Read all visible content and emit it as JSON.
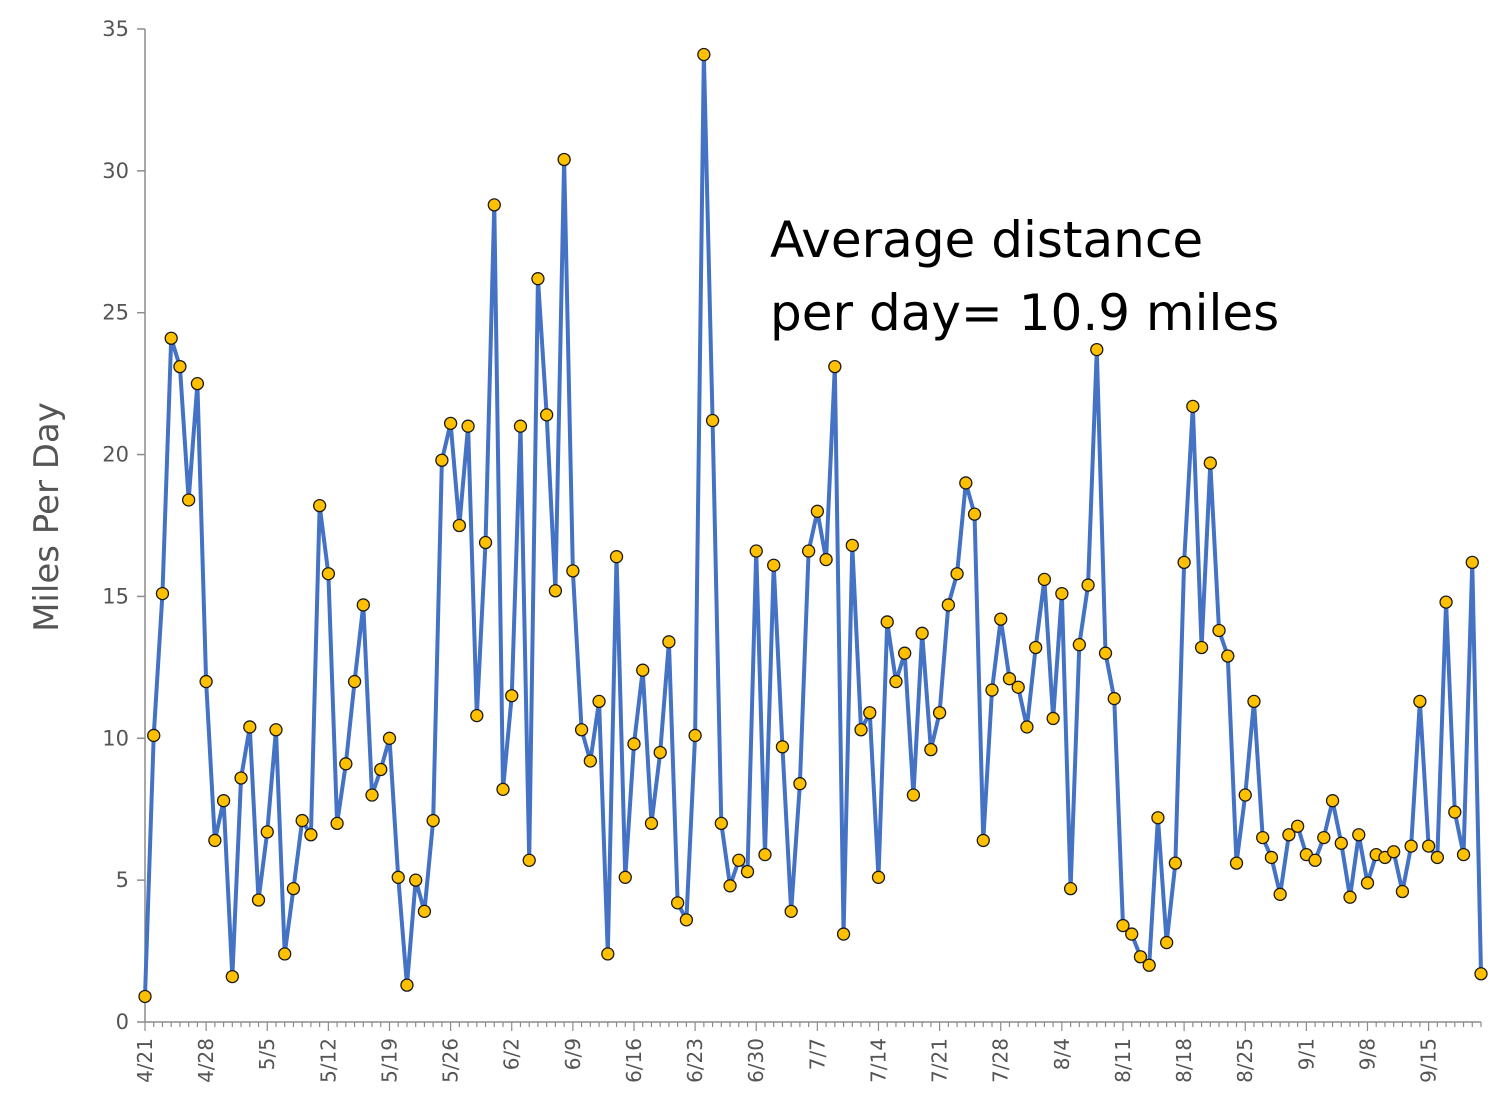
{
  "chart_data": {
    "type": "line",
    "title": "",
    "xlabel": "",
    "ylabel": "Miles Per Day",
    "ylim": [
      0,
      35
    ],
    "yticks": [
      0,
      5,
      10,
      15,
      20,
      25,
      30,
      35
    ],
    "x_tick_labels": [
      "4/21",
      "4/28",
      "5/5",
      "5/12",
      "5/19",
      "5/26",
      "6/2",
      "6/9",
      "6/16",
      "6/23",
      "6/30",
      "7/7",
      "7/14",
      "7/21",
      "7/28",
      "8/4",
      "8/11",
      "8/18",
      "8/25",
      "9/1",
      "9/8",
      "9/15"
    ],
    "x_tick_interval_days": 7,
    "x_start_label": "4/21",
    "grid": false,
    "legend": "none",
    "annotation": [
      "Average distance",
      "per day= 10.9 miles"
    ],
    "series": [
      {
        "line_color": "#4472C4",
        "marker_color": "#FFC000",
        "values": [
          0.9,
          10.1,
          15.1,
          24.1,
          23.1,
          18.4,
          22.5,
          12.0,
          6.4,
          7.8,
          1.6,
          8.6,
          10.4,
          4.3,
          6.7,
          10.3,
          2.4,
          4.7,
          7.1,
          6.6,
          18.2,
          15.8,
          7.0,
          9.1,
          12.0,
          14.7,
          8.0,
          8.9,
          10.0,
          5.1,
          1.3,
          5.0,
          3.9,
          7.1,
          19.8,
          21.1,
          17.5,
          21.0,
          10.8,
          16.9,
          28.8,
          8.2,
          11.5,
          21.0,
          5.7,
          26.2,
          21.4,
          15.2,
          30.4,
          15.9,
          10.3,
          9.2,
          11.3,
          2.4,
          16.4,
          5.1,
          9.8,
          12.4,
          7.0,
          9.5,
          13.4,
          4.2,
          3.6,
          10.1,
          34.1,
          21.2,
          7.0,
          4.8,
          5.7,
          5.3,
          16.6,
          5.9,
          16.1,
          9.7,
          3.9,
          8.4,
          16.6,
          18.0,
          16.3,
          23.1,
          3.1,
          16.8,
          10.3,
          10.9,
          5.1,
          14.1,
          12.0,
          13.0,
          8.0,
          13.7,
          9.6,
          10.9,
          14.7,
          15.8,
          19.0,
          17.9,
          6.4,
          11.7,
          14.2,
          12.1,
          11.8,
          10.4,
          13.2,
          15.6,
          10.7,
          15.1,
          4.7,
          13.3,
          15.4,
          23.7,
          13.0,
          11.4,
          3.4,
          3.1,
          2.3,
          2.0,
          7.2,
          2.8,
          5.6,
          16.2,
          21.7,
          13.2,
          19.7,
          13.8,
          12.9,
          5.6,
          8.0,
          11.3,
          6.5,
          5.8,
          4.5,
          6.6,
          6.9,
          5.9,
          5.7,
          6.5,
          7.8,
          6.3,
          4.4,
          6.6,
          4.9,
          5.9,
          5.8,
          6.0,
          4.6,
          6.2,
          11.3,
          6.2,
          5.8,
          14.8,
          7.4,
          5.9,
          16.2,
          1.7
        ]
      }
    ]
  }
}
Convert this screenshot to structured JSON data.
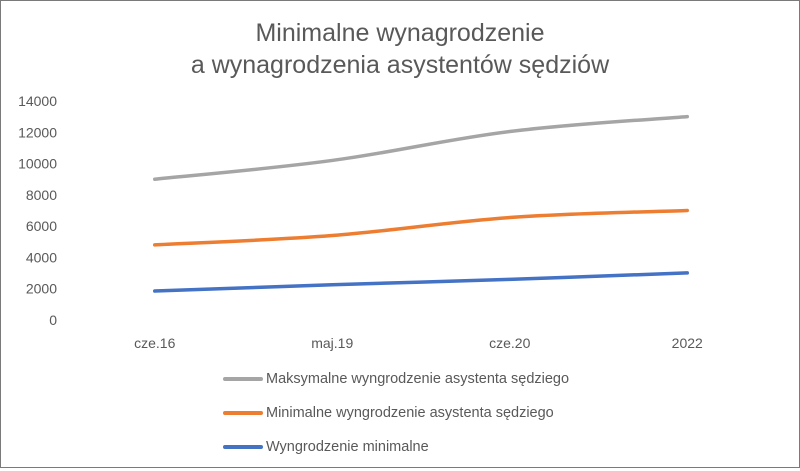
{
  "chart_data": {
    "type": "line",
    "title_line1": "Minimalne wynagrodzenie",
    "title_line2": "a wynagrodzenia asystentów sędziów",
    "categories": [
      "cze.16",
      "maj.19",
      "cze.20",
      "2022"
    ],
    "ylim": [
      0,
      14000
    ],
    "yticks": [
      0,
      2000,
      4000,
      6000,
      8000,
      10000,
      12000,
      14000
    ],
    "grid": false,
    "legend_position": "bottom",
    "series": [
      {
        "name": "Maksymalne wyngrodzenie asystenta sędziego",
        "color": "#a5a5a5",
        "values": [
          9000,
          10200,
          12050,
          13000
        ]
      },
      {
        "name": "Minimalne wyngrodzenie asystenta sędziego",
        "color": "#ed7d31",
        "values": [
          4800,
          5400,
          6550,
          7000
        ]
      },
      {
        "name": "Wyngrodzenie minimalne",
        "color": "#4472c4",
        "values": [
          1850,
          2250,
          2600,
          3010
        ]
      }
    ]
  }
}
--
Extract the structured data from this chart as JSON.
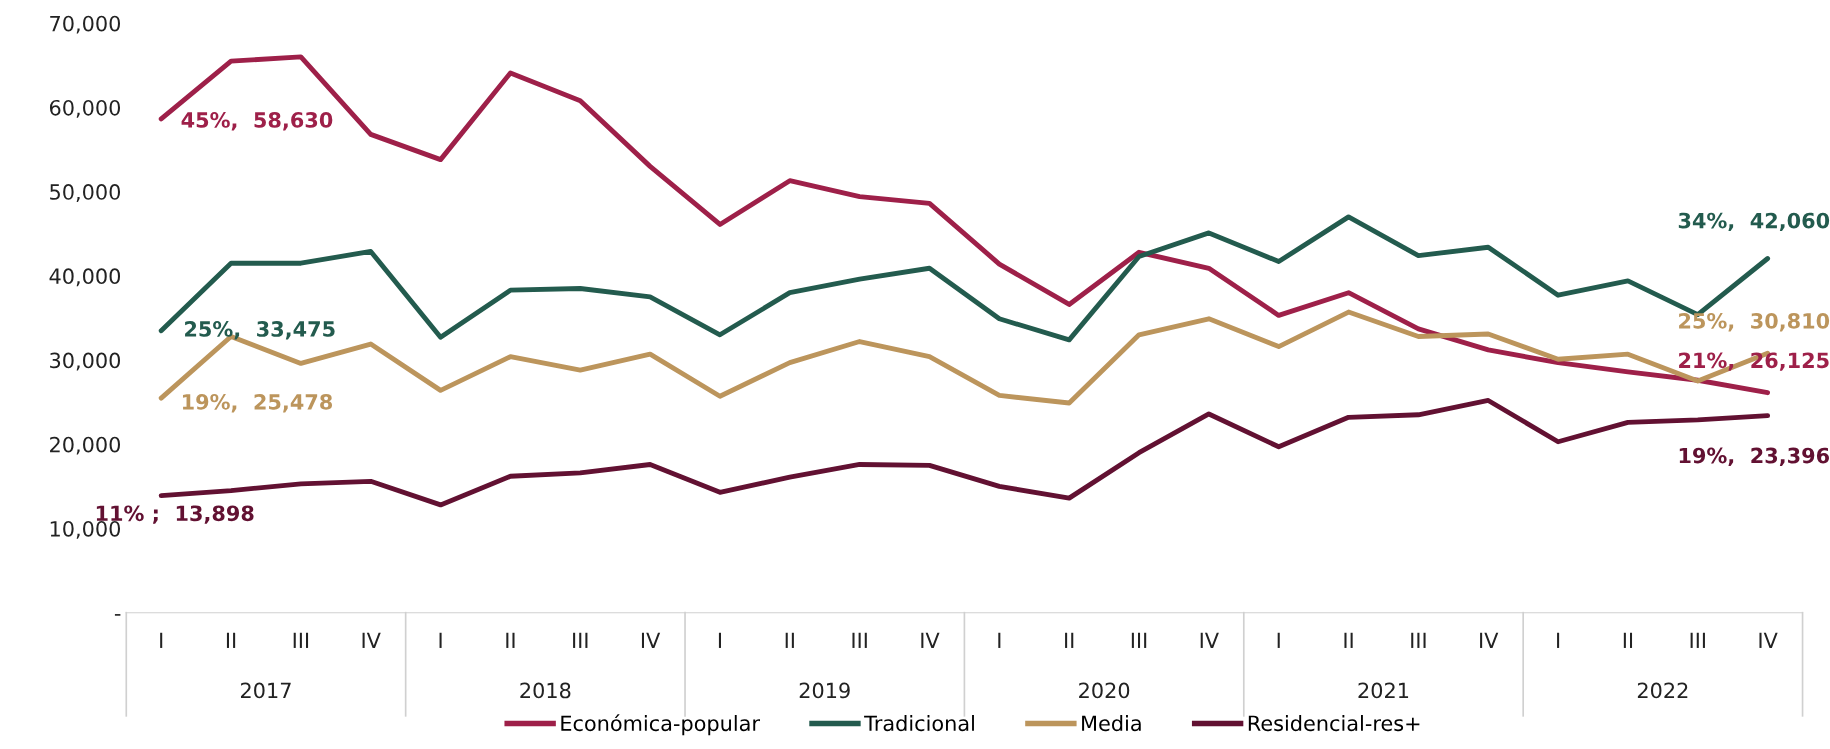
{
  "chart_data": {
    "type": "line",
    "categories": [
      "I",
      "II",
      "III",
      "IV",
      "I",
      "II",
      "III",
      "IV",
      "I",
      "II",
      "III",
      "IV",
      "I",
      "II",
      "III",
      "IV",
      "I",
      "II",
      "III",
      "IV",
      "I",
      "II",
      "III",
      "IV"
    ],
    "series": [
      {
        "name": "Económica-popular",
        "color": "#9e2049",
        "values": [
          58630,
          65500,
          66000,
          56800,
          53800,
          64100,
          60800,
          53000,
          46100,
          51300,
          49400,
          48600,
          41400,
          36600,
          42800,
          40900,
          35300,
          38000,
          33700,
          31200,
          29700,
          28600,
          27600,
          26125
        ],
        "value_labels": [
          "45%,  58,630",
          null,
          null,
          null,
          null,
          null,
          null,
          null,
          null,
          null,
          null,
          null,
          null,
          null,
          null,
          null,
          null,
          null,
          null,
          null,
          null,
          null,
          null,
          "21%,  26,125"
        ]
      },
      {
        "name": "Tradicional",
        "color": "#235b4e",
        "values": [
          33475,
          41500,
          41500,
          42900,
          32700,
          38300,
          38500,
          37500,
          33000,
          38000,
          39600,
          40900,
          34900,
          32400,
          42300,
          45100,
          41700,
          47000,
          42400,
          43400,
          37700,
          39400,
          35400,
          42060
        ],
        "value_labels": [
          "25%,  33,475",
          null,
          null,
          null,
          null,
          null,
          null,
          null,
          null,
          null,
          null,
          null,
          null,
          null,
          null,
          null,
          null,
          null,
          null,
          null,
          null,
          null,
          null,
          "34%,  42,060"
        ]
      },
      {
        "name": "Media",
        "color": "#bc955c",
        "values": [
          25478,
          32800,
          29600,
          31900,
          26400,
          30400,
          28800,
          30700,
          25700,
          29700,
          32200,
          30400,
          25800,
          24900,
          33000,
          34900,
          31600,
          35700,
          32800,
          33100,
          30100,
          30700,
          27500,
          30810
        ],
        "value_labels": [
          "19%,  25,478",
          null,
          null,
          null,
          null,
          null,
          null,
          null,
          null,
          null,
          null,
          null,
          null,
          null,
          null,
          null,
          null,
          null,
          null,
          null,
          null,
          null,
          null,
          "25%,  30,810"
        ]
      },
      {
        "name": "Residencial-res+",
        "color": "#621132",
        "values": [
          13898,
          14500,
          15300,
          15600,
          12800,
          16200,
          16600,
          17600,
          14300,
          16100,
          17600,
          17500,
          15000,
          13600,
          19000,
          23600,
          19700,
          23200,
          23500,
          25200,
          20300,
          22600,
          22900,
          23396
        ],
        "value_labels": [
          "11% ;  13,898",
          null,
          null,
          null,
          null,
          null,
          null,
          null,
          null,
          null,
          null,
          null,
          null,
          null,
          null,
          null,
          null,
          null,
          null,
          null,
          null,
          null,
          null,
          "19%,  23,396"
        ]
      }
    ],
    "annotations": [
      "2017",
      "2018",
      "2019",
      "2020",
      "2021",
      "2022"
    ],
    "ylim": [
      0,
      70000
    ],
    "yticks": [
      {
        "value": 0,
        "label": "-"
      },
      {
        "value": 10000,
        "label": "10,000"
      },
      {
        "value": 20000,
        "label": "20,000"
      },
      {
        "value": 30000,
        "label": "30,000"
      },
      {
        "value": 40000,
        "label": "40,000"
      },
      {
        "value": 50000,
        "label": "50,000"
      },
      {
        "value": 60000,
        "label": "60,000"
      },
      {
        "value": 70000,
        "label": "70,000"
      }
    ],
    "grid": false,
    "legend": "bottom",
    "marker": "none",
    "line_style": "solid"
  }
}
---
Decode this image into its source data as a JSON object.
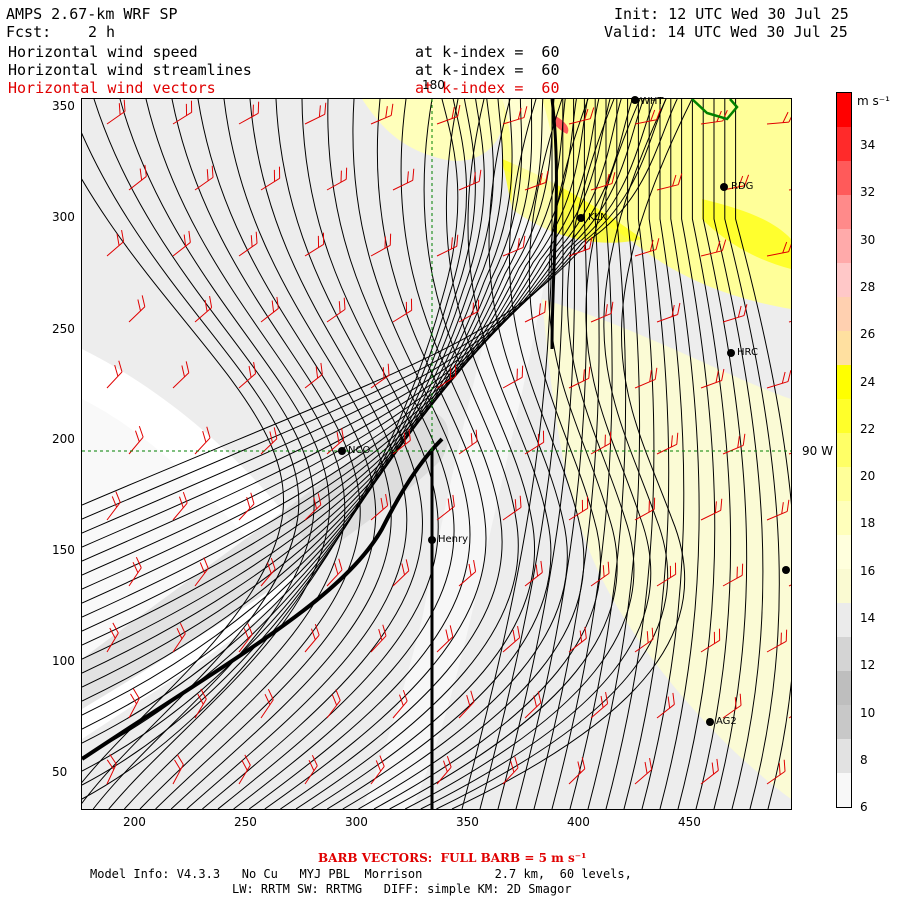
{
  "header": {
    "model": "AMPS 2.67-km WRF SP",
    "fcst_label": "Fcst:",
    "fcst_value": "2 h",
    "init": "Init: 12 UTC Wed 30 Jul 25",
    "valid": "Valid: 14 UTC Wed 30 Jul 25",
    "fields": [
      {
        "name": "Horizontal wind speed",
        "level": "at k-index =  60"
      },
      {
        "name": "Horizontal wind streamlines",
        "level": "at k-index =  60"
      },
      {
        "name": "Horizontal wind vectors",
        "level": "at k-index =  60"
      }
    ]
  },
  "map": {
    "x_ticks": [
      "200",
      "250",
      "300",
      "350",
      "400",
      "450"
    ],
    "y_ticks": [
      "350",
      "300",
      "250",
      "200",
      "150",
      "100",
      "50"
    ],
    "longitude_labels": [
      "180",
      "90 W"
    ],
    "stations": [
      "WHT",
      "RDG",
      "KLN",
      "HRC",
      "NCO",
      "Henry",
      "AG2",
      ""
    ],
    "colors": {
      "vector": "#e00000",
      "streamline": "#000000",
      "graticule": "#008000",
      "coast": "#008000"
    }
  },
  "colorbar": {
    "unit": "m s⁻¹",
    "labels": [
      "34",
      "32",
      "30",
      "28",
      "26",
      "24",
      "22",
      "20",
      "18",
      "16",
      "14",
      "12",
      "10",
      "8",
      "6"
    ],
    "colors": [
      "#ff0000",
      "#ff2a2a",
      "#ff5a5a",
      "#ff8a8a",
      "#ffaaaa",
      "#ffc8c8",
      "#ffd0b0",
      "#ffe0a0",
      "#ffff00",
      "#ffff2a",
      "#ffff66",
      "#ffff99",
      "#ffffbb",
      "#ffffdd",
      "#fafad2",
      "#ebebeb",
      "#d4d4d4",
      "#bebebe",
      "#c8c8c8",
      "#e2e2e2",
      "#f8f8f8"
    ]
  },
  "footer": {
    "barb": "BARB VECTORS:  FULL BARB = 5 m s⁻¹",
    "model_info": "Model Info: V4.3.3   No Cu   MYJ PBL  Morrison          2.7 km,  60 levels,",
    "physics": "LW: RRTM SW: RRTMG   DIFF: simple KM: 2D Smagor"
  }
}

WRITTEN TASK
Count up the lines in the listing that hold the word "structured", and give that number only.

SOLUTION TO THIS PROBLEM
2